● **Your task**
Which lines include the word "Client"? Copy each of them.

● **Listing**

□ □ □ □ □ □ □

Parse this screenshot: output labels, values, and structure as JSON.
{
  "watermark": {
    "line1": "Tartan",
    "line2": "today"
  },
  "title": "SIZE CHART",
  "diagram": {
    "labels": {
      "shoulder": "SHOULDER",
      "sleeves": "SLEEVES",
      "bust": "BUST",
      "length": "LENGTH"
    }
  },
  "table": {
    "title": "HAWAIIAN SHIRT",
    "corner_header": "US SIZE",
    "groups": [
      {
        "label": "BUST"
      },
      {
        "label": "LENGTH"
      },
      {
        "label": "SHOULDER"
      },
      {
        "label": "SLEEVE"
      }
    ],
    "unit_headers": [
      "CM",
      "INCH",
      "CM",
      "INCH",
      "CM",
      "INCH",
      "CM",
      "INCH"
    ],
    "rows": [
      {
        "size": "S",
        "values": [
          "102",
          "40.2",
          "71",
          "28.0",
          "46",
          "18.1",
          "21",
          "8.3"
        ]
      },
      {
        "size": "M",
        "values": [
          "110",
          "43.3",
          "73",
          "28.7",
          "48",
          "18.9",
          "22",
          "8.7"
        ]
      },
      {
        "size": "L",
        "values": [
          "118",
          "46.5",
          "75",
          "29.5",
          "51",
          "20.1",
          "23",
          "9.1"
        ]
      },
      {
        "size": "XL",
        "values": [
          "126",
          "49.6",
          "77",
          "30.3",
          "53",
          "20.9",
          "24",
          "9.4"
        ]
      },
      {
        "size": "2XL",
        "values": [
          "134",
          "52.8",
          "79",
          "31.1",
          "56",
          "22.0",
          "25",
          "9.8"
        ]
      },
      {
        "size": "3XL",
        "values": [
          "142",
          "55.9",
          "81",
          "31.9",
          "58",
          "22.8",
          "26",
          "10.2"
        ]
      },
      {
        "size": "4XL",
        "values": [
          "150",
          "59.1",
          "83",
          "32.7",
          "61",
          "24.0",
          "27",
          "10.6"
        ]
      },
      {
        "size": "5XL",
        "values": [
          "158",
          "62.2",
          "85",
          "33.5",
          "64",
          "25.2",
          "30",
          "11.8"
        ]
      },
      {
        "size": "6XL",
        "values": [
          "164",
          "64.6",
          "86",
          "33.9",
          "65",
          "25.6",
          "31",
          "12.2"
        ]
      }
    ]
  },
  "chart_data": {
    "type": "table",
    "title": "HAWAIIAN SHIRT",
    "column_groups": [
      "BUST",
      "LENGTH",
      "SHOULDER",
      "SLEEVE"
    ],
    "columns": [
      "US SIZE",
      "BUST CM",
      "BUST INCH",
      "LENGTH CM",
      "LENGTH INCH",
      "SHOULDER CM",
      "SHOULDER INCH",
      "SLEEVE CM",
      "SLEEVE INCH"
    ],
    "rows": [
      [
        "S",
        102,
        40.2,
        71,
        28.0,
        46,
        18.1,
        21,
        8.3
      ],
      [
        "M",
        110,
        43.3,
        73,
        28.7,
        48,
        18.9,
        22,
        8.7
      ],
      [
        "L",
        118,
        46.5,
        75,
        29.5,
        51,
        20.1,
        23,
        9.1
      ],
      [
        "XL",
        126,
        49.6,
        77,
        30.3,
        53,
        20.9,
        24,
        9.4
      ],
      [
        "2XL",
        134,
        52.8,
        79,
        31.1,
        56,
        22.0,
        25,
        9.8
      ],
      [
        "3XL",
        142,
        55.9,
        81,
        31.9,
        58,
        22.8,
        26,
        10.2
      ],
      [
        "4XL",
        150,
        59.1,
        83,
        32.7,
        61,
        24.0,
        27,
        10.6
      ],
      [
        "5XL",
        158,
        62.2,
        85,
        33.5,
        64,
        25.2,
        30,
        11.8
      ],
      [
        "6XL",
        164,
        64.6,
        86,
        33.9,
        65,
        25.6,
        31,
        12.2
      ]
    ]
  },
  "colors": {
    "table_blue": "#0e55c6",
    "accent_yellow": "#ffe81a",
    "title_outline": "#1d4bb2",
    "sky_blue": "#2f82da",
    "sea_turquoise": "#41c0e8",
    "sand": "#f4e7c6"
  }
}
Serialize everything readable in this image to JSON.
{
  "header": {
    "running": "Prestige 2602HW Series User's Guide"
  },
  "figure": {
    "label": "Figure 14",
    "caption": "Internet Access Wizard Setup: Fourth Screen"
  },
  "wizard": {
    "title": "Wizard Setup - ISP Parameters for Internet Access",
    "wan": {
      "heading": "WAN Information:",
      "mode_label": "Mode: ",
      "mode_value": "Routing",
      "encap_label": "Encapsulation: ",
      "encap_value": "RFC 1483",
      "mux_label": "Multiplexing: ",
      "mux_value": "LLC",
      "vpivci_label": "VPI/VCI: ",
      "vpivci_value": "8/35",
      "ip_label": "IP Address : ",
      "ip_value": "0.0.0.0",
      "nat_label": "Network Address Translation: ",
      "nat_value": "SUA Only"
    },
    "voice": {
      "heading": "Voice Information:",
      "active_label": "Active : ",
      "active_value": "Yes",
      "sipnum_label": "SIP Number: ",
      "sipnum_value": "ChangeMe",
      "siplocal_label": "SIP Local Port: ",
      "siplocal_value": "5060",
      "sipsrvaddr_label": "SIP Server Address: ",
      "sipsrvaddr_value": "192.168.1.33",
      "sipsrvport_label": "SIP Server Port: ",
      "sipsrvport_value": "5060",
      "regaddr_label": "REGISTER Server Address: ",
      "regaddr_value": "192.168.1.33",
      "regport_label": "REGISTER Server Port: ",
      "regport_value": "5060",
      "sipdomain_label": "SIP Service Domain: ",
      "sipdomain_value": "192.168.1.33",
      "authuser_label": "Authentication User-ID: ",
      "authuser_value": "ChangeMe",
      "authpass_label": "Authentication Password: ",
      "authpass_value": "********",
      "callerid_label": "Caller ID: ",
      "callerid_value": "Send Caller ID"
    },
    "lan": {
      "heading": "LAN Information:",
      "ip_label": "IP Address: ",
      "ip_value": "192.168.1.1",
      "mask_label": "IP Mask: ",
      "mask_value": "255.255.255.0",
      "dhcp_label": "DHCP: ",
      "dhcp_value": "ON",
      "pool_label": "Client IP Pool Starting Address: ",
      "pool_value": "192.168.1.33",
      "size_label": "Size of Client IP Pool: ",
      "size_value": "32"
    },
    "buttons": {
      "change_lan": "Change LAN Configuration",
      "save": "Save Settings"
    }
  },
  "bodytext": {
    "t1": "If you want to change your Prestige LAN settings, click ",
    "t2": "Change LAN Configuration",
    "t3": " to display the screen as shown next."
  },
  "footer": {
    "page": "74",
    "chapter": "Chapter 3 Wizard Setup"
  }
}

□ □ □ □ □ □ □

● **In response**
      "pool_label": "Client IP Pool Starting Address: ",
      "size_label": "Size of Client IP Pool: ",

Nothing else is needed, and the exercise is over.